### What needs to be done:
Skip the images. Copy the records exactly as written.

# START OF Available records

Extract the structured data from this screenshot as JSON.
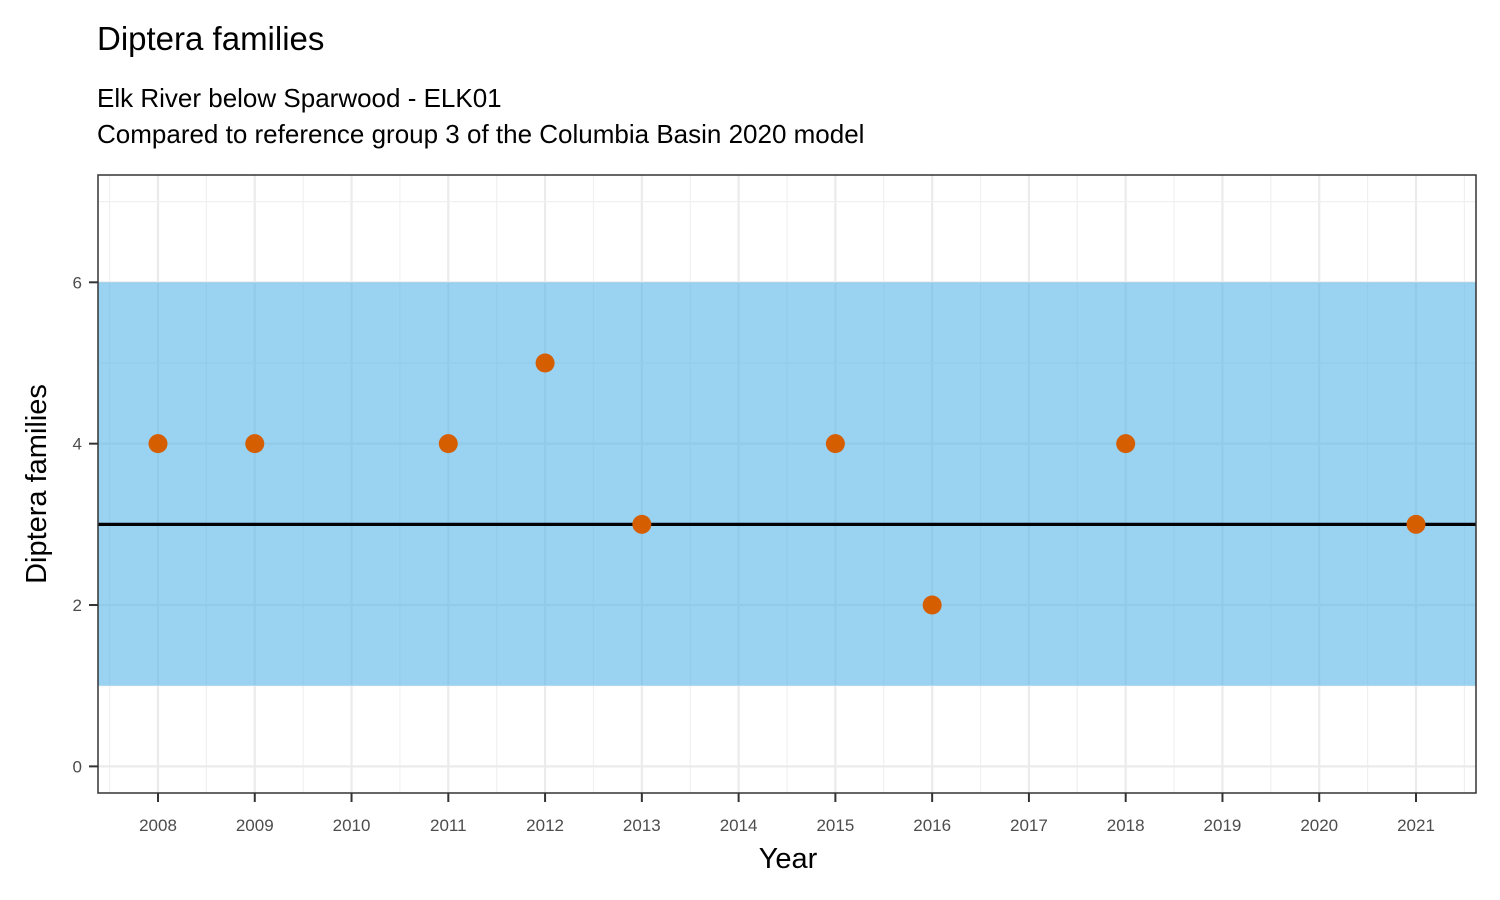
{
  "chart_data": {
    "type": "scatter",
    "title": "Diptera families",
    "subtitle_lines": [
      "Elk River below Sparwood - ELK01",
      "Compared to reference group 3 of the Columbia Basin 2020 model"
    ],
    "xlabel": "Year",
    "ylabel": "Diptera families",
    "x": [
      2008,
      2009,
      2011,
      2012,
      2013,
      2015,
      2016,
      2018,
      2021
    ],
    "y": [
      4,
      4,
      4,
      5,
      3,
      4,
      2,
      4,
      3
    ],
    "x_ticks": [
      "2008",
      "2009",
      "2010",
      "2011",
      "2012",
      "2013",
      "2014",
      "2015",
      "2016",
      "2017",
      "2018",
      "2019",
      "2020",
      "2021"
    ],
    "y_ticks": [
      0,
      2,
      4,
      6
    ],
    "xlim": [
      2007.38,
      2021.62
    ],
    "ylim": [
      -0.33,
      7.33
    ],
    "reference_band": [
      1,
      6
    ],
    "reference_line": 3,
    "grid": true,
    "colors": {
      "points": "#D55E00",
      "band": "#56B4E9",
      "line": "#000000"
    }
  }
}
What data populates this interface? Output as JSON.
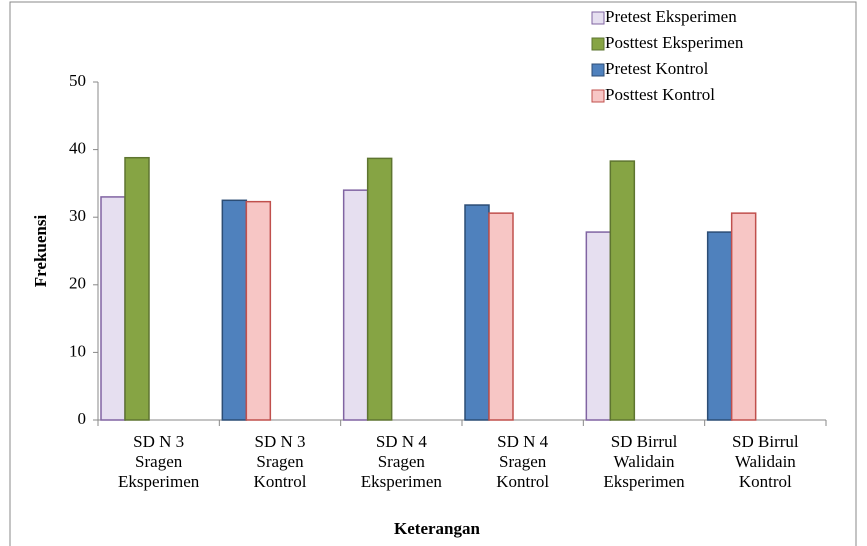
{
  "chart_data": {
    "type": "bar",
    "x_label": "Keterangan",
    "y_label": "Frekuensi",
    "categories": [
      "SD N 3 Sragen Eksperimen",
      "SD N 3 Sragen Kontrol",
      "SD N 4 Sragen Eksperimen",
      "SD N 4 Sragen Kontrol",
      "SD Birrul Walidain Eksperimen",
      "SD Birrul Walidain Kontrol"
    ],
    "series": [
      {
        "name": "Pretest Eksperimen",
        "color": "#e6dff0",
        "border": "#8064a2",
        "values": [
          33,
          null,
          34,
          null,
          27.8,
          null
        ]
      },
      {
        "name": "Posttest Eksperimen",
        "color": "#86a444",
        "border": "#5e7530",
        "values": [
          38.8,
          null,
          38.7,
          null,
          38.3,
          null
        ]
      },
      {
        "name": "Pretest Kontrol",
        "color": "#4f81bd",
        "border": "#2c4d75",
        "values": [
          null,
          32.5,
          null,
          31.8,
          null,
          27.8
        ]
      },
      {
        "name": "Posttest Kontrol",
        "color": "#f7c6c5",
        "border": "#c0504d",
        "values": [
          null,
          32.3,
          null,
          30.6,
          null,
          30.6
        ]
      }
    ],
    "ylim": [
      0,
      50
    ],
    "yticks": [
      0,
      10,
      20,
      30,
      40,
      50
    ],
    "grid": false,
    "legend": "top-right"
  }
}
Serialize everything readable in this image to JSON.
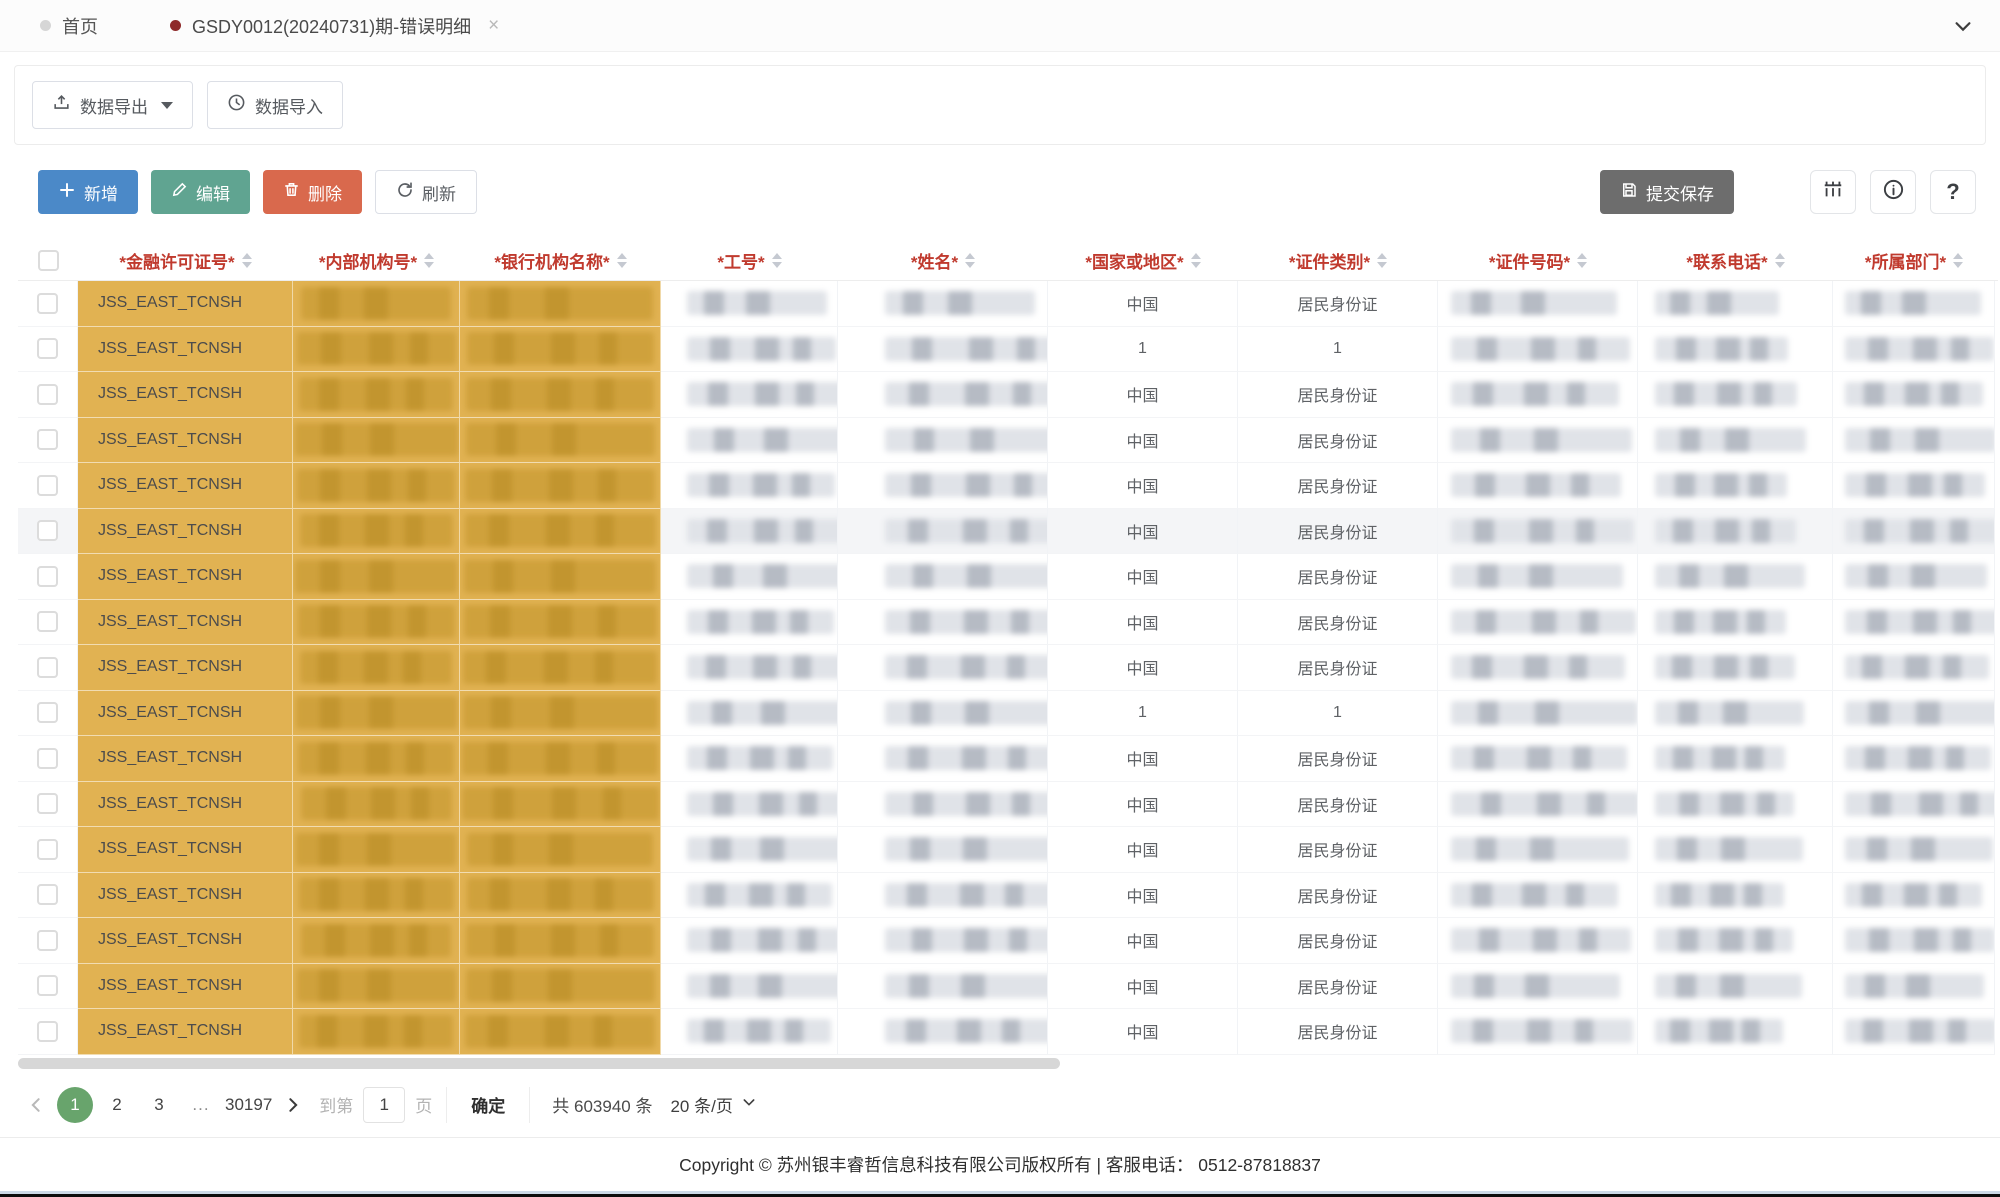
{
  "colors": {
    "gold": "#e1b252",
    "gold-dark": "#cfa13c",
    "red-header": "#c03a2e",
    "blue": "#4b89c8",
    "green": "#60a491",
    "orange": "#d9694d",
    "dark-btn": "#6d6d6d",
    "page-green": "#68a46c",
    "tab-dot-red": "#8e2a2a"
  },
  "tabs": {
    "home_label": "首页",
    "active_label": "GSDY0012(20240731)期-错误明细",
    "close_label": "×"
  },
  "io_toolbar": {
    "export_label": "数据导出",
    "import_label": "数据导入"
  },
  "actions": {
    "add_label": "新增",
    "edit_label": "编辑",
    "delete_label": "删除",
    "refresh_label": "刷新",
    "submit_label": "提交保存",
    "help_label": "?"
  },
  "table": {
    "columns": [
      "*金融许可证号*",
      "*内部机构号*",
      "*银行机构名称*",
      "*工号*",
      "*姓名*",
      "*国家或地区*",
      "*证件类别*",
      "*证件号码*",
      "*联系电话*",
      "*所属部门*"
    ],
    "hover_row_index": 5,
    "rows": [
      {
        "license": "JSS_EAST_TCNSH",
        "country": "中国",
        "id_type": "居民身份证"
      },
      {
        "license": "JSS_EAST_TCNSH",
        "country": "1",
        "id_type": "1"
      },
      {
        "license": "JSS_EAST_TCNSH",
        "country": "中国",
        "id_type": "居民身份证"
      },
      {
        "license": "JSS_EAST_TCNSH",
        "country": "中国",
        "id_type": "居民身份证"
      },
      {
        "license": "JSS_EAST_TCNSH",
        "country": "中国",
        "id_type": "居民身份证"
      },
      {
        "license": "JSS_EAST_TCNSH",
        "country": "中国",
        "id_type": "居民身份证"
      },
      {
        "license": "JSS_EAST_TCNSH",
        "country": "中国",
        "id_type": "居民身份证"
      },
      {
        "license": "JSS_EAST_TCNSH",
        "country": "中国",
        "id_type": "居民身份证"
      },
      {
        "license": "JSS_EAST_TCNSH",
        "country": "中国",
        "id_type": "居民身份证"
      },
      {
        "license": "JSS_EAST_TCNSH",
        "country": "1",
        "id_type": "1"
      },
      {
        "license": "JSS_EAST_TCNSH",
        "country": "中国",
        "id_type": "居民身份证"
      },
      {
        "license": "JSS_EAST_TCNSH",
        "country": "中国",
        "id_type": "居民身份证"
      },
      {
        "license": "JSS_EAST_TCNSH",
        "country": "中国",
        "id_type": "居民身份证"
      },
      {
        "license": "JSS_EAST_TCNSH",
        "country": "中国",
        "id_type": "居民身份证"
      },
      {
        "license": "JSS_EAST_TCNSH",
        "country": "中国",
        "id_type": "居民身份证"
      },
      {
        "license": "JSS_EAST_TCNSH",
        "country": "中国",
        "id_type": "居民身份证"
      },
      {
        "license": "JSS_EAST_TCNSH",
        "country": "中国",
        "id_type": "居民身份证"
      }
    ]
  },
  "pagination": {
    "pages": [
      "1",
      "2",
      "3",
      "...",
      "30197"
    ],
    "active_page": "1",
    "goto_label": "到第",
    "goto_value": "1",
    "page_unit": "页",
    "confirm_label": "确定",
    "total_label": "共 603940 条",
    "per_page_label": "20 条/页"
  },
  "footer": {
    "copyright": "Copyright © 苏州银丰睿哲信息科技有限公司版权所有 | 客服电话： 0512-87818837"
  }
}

# END OF Available records

### Reply to the task:
Extract the structured data from this screenshot as JSON.
{
  "chart_data": {
    "type": "scatter",
    "title": "Diptera families",
    "subtitle_lines": [
      "Elk River below Sparwood - ELK01",
      "Compared to reference group 3 of the Columbia Basin 2020 model"
    ],
    "xlabel": "Year",
    "ylabel": "Diptera families",
    "x": [
      2008,
      2009,
      2011,
      2012,
      2013,
      2015,
      2016,
      2018,
      2021
    ],
    "y": [
      4,
      4,
      4,
      5,
      3,
      4,
      2,
      4,
      3
    ],
    "x_ticks": [
      "2008",
      "2009",
      "2010",
      "2011",
      "2012",
      "2013",
      "2014",
      "2015",
      "2016",
      "2017",
      "2018",
      "2019",
      "2020",
      "2021"
    ],
    "y_ticks": [
      0,
      2,
      4,
      6
    ],
    "xlim": [
      2007.38,
      2021.62
    ],
    "ylim": [
      -0.33,
      7.33
    ],
    "reference_band": [
      1,
      6
    ],
    "reference_line": 3,
    "grid": true,
    "colors": {
      "points": "#D55E00",
      "band": "#56B4E9",
      "line": "#000000"
    }
  }
}
What data populates this interface? Output as JSON.
{
  "chart_data": {
    "type": "bar",
    "x_label": "Keterangan",
    "y_label": "Frekuensi",
    "categories": [
      "SD N 3 Sragen Eksperimen",
      "SD N 3 Sragen Kontrol",
      "SD N 4 Sragen Eksperimen",
      "SD N 4 Sragen Kontrol",
      "SD Birrul Walidain Eksperimen",
      "SD Birrul Walidain Kontrol"
    ],
    "series": [
      {
        "name": "Pretest Eksperimen",
        "color": "#e6dff0",
        "border": "#8064a2",
        "values": [
          33,
          null,
          34,
          null,
          27.8,
          null
        ]
      },
      {
        "name": "Posttest Eksperimen",
        "color": "#86a444",
        "border": "#5e7530",
        "values": [
          38.8,
          null,
          38.7,
          null,
          38.3,
          null
        ]
      },
      {
        "name": "Pretest Kontrol",
        "color": "#4f81bd",
        "border": "#2c4d75",
        "values": [
          null,
          32.5,
          null,
          31.8,
          null,
          27.8
        ]
      },
      {
        "name": "Posttest Kontrol",
        "color": "#f7c6c5",
        "border": "#c0504d",
        "values": [
          null,
          32.3,
          null,
          30.6,
          null,
          30.6
        ]
      }
    ],
    "ylim": [
      0,
      50
    ],
    "yticks": [
      0,
      10,
      20,
      30,
      40,
      50
    ],
    "grid": false,
    "legend": "top-right"
  }
}
Serialize everything readable in this image to JSON.
{
  "colors": {
    "gold": "#e1b252",
    "gold-dark": "#cfa13c",
    "red-header": "#c03a2e",
    "blue": "#4b89c8",
    "green": "#60a491",
    "orange": "#d9694d",
    "dark-btn": "#6d6d6d",
    "page-green": "#68a46c",
    "tab-dot-red": "#8e2a2a"
  },
  "tabs": {
    "home_label": "首页",
    "active_label": "GSDY0012(20240731)期-错误明细",
    "close_label": "×"
  },
  "io_toolbar": {
    "export_label": "数据导出",
    "import_label": "数据导入"
  },
  "actions": {
    "add_label": "新增",
    "edit_label": "编辑",
    "delete_label": "删除",
    "refresh_label": "刷新",
    "submit_label": "提交保存",
    "help_label": "?"
  },
  "table": {
    "columns": [
      "*金融许可证号*",
      "*内部机构号*",
      "*银行机构名称*",
      "*工号*",
      "*姓名*",
      "*国家或地区*",
      "*证件类别*",
      "*证件号码*",
      "*联系电话*",
      "*所属部门*"
    ],
    "hover_row_index": 5,
    "rows": [
      {
        "license": "JSS_EAST_TCNSH",
        "country": "中国",
        "id_type": "居民身份证"
      },
      {
        "license": "JSS_EAST_TCNSH",
        "country": "1",
        "id_type": "1"
      },
      {
        "license": "JSS_EAST_TCNSH",
        "country": "中国",
        "id_type": "居民身份证"
      },
      {
        "license": "JSS_EAST_TCNSH",
        "country": "中国",
        "id_type": "居民身份证"
      },
      {
        "license": "JSS_EAST_TCNSH",
        "country": "中国",
        "id_type": "居民身份证"
      },
      {
        "license": "JSS_EAST_TCNSH",
        "country": "中国",
        "id_type": "居民身份证"
      },
      {
        "license": "JSS_EAST_TCNSH",
        "country": "中国",
        "id_type": "居民身份证"
      },
      {
        "license": "JSS_EAST_TCNSH",
        "country": "中国",
        "id_type": "居民身份证"
      },
      {
        "license": "JSS_EAST_TCNSH",
        "country": "中国",
        "id_type": "居民身份证"
      },
      {
        "license": "JSS_EAST_TCNSH",
        "country": "1",
        "id_type": "1"
      },
      {
        "license": "JSS_EAST_TCNSH",
        "country": "中国",
        "id_type": "居民身份证"
      },
      {
        "license": "JSS_EAST_TCNSH",
        "country": "中国",
        "id_type": "居民身份证"
      },
      {
        "license": "JSS_EAST_TCNSH",
        "country": "中国",
        "id_type": "居民身份证"
      },
      {
        "license": "JSS_EAST_TCNSH",
        "country": "中国",
        "id_type": "居民身份证"
      },
      {
        "license": "JSS_EAST_TCNSH",
        "country": "中国",
        "id_type": "居民身份证"
      },
      {
        "license": "JSS_EAST_TCNSH",
        "country": "中国",
        "id_type": "居民身份证"
      },
      {
        "license": "JSS_EAST_TCNSH",
        "country": "中国",
        "id_type": "居民身份证"
      }
    ]
  },
  "pagination": {
    "pages": [
      "1",
      "2",
      "3",
      "...",
      "30197"
    ],
    "active_page": "1",
    "goto_label": "到第",
    "goto_value": "1",
    "page_unit": "页",
    "confirm_label": "确定",
    "total_label": "共 603940 条",
    "per_page_label": "20 条/页"
  },
  "footer": {
    "copyright": "Copyright © 苏州银丰睿哲信息科技有限公司版权所有 | 客服电话： 0512-87818837"
  }
}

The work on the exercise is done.